### EXERCISE DESCRIPTION
Print, exactly and completely, every entry in the data.

### EXTRACTED RECORDS
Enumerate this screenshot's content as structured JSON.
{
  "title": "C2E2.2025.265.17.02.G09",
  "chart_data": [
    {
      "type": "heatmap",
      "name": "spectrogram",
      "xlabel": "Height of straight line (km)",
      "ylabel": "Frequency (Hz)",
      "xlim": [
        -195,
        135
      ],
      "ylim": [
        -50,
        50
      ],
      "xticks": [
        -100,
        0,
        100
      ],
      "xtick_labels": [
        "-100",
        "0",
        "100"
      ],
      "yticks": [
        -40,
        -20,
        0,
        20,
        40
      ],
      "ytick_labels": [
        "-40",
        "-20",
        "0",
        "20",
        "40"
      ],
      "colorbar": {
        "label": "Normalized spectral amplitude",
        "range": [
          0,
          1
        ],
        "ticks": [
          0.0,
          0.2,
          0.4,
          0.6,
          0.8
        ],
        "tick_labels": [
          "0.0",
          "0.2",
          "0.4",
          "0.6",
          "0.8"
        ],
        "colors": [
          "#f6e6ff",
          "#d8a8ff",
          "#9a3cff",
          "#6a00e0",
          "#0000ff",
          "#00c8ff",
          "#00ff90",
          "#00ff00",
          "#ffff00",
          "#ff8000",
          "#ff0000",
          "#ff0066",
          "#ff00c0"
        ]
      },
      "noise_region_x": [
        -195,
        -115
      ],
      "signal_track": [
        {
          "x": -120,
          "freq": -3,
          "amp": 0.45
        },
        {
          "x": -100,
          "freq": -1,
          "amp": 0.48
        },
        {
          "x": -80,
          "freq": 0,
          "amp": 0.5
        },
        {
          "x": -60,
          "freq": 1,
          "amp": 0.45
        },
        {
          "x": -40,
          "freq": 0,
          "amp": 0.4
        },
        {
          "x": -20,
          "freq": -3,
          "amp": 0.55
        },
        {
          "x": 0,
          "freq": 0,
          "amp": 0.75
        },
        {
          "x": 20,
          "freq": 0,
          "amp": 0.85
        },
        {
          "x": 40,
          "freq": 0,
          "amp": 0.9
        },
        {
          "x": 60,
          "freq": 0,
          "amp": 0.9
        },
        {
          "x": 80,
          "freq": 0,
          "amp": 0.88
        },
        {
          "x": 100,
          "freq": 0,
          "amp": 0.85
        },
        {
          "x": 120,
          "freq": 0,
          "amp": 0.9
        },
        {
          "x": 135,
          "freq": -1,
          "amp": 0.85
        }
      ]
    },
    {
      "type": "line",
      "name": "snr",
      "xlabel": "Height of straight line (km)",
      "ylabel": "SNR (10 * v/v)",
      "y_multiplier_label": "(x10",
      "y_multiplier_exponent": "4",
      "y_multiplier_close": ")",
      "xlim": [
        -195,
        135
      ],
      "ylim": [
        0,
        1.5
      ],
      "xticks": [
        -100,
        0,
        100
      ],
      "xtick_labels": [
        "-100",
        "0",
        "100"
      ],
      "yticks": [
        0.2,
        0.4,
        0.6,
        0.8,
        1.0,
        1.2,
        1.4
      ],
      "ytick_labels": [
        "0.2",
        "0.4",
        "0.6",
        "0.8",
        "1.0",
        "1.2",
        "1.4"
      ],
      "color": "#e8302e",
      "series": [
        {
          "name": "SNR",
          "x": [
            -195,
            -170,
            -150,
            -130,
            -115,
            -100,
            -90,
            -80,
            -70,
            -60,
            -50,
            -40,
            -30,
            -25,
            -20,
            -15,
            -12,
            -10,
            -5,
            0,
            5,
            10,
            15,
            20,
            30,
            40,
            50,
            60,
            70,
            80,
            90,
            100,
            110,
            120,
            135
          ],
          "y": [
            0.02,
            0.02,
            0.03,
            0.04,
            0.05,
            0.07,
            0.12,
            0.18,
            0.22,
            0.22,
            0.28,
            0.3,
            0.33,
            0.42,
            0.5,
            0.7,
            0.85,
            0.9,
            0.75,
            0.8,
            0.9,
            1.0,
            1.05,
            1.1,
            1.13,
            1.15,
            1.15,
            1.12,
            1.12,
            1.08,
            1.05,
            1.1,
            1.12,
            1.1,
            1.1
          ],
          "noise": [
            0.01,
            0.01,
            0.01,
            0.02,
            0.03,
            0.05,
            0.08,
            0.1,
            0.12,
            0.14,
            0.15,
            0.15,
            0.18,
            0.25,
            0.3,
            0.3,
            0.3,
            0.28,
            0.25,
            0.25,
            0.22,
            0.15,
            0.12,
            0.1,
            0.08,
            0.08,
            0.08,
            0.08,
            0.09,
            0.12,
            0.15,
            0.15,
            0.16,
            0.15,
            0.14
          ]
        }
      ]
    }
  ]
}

### WRITTEN REPLY
Enumerate this screenshot's content as structured JSON.
{
  "title": "C2E2.2025.265.17.02.G09",
  "chart_data": [
    {
      "type": "heatmap",
      "name": "spectrogram",
      "xlabel": "Height of straight line (km)",
      "ylabel": "Frequency (Hz)",
      "xlim": [
        -195,
        135
      ],
      "ylim": [
        -50,
        50
      ],
      "xticks": [
        -100,
        0,
        100
      ],
      "xtick_labels": [
        "-100",
        "0",
        "100"
      ],
      "yticks": [
        -40,
        -20,
        0,
        20,
        40
      ],
      "ytick_labels": [
        "-40",
        "-20",
        "0",
        "20",
        "40"
      ],
      "colorbar": {
        "label": "Normalized spectral amplitude",
        "range": [
          0,
          1
        ],
        "ticks": [
          0.0,
          0.2,
          0.4,
          0.6,
          0.8
        ],
        "tick_labels": [
          "0.0",
          "0.2",
          "0.4",
          "0.6",
          "0.8"
        ],
        "colors": [
          "#f6e6ff",
          "#d8a8ff",
          "#9a3cff",
          "#6a00e0",
          "#0000ff",
          "#00c8ff",
          "#00ff90",
          "#00ff00",
          "#ffff00",
          "#ff8000",
          "#ff0000",
          "#ff0066",
          "#ff00c0"
        ]
      },
      "noise_region_x": [
        -195,
        -115
      ],
      "signal_track": [
        {
          "x": -120,
          "freq": -3,
          "amp": 0.45
        },
        {
          "x": -100,
          "freq": -1,
          "amp": 0.48
        },
        {
          "x": -80,
          "freq": 0,
          "amp": 0.5
        },
        {
          "x": -60,
          "freq": 1,
          "amp": 0.45
        },
        {
          "x": -40,
          "freq": 0,
          "amp": 0.4
        },
        {
          "x": -20,
          "freq": -3,
          "amp": 0.55
        },
        {
          "x": 0,
          "freq": 0,
          "amp": 0.75
        },
        {
          "x": 20,
          "freq": 0,
          "amp": 0.85
        },
        {
          "x": 40,
          "freq": 0,
          "amp": 0.9
        },
        {
          "x": 60,
          "freq": 0,
          "amp": 0.9
        },
        {
          "x": 80,
          "freq": 0,
          "amp": 0.88
        },
        {
          "x": 100,
          "freq": 0,
          "amp": 0.85
        },
        {
          "x": 120,
          "freq": 0,
          "amp": 0.9
        },
        {
          "x": 135,
          "freq": -1,
          "amp": 0.85
        }
      ]
    },
    {
      "type": "line",
      "name": "snr",
      "xlabel": "Height of straight line (km)",
      "ylabel": "SNR (10 * v/v)",
      "y_multiplier_label": "(x10",
      "y_multiplier_exponent": "4",
      "y_multiplier_close": ")",
      "xlim": [
        -195,
        135
      ],
      "ylim": [
        0,
        1.5
      ],
      "xticks": [
        -100,
        0,
        100
      ],
      "xtick_labels": [
        "-100",
        "0",
        "100"
      ],
      "yticks": [
        0.2,
        0.4,
        0.6,
        0.8,
        1.0,
        1.2,
        1.4
      ],
      "ytick_labels": [
        "0.2",
        "0.4",
        "0.6",
        "0.8",
        "1.0",
        "1.2",
        "1.4"
      ],
      "color": "#e8302e",
      "series": [
        {
          "name": "SNR",
          "x": [
            -195,
            -170,
            -150,
            -130,
            -115,
            -100,
            -90,
            -80,
            -70,
            -60,
            -50,
            -40,
            -30,
            -25,
            -20,
            -15,
            -12,
            -10,
            -5,
            0,
            5,
            10,
            15,
            20,
            30,
            40,
            50,
            60,
            70,
            80,
            90,
            100,
            110,
            120,
            135
          ],
          "y": [
            0.02,
            0.02,
            0.03,
            0.04,
            0.05,
            0.07,
            0.12,
            0.18,
            0.22,
            0.22,
            0.28,
            0.3,
            0.33,
            0.42,
            0.5,
            0.7,
            0.85,
            0.9,
            0.75,
            0.8,
            0.9,
            1.0,
            1.05,
            1.1,
            1.13,
            1.15,
            1.15,
            1.12,
            1.12,
            1.08,
            1.05,
            1.1,
            1.12,
            1.1,
            1.1
          ],
          "noise": [
            0.01,
            0.01,
            0.01,
            0.02,
            0.03,
            0.05,
            0.08,
            0.1,
            0.12,
            0.14,
            0.15,
            0.15,
            0.18,
            0.25,
            0.3,
            0.3,
            0.3,
            0.28,
            0.25,
            0.25,
            0.22,
            0.15,
            0.12,
            0.1,
            0.08,
            0.08,
            0.08,
            0.08,
            0.09,
            0.12,
            0.15,
            0.15,
            0.16,
            0.15,
            0.14
          ]
        }
      ]
    }
  ]
}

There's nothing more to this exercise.